# Task brief:
Lines that contain the string "ryggen" are to be copied; leave out all others.

[Dataset items]
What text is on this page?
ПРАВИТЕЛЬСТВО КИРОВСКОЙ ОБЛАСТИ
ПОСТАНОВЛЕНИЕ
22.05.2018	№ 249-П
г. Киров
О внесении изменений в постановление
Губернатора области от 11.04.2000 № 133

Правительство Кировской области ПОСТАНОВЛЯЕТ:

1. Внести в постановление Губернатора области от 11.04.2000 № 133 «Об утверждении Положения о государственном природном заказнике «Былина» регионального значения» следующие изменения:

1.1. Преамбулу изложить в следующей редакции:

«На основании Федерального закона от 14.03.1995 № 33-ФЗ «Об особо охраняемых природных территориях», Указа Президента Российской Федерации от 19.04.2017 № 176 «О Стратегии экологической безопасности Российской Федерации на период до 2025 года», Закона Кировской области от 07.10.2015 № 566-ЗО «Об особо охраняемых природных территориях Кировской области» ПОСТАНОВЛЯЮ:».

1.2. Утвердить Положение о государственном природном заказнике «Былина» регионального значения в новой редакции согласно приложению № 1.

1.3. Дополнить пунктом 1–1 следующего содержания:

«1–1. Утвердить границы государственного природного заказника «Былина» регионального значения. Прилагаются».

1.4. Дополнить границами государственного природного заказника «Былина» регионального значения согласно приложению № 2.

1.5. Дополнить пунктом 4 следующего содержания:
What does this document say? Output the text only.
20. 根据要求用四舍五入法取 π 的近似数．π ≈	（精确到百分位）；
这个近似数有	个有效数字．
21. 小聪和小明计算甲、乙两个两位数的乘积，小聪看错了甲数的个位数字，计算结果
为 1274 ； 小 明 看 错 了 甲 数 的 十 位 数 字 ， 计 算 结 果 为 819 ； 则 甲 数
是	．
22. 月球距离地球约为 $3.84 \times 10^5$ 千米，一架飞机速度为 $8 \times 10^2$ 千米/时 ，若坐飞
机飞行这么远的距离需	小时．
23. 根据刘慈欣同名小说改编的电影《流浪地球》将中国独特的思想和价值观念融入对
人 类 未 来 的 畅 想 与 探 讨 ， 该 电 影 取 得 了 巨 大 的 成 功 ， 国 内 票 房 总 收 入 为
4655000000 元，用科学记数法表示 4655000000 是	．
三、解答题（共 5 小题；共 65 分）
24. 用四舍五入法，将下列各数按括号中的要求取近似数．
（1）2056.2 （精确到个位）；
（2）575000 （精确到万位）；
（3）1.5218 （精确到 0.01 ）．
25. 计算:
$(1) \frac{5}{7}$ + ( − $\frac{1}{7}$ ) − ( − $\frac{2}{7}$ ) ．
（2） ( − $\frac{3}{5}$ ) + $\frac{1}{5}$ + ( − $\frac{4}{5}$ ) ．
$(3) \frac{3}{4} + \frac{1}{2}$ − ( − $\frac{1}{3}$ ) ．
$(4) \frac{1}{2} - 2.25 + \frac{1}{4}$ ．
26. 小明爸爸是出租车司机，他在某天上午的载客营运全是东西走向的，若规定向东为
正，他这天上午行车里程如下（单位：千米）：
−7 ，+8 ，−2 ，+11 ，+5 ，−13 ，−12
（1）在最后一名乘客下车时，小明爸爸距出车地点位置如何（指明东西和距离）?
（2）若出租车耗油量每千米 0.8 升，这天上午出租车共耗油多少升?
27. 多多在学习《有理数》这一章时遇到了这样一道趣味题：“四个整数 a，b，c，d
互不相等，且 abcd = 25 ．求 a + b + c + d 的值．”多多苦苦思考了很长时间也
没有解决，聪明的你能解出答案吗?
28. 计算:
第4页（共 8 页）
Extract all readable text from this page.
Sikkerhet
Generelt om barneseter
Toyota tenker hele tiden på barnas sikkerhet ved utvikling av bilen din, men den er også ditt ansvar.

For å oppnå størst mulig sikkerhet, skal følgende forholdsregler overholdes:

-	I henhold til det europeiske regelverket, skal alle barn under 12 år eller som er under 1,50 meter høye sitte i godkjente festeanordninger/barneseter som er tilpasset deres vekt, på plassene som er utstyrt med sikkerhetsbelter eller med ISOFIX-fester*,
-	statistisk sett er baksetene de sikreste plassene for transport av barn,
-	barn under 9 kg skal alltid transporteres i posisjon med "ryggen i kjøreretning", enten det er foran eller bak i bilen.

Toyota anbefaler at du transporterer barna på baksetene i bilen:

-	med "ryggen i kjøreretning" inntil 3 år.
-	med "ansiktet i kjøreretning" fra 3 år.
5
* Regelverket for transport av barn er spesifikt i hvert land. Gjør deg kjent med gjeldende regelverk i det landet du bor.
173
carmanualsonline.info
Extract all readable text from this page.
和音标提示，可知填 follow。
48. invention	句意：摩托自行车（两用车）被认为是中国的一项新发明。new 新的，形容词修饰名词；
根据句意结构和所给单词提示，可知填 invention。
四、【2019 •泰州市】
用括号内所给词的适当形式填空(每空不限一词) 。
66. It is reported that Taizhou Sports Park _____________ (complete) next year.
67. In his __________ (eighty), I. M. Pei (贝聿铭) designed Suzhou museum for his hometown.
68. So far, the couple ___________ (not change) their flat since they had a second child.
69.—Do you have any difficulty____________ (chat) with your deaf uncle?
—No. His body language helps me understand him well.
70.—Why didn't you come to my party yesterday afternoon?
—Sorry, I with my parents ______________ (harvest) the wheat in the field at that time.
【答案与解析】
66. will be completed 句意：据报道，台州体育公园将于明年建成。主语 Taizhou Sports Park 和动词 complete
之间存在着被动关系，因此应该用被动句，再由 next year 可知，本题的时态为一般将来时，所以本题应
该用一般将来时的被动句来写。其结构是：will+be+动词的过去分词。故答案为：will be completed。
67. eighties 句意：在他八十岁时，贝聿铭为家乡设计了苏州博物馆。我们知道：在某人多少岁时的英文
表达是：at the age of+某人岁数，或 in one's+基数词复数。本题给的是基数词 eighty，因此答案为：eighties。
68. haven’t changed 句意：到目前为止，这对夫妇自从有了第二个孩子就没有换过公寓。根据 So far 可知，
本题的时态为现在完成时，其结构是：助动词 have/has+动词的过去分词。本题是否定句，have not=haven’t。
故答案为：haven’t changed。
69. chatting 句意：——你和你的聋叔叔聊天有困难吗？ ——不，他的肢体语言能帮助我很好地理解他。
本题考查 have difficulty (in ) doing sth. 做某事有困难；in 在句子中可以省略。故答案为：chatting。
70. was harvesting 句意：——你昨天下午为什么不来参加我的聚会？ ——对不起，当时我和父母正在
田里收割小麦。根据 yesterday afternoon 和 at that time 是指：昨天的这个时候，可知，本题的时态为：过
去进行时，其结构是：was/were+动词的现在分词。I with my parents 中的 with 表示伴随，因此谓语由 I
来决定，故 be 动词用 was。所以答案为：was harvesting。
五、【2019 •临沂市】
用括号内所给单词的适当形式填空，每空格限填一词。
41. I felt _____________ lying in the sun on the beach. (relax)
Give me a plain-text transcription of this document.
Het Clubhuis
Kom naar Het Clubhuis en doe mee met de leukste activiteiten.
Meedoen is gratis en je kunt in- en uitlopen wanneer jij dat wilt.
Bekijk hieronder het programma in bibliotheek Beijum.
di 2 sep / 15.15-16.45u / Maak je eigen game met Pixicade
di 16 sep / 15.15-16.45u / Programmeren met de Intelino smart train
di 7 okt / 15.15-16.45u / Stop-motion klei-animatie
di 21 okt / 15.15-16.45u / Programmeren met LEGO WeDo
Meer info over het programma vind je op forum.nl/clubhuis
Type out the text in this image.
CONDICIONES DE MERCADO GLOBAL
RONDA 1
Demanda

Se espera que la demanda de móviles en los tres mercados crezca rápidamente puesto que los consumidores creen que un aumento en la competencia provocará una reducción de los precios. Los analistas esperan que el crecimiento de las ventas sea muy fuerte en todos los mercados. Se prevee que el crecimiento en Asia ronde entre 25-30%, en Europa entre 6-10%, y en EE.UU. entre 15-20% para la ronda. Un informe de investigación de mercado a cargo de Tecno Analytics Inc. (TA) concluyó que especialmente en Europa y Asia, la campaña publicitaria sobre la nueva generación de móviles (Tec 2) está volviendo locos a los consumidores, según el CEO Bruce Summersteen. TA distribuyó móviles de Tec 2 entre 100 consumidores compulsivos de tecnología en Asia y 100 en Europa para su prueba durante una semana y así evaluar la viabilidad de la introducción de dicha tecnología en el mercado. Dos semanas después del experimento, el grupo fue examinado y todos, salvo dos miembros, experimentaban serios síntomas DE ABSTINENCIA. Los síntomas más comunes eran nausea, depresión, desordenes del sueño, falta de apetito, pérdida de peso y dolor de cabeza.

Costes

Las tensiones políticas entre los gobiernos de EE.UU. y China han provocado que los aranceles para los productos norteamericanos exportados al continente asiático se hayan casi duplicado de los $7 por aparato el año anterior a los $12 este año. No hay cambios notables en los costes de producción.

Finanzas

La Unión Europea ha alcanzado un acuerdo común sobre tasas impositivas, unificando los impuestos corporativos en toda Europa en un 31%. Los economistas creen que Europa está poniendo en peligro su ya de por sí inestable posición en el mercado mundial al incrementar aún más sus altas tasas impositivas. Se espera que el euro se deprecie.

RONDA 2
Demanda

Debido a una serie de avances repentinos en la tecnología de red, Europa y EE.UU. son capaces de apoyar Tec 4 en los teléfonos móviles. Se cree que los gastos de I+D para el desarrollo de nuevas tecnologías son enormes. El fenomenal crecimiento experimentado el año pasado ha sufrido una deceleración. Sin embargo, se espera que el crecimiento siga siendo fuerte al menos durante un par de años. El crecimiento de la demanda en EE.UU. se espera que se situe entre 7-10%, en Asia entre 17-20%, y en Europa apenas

# Solution for this task:
-	barn under 9 kg skal alltid transporteres i posisjon med "ryggen i kjøreretning", enten det er foran eller bak i bilen.
-	med "ryggen i kjøreretning" inntil 3 år.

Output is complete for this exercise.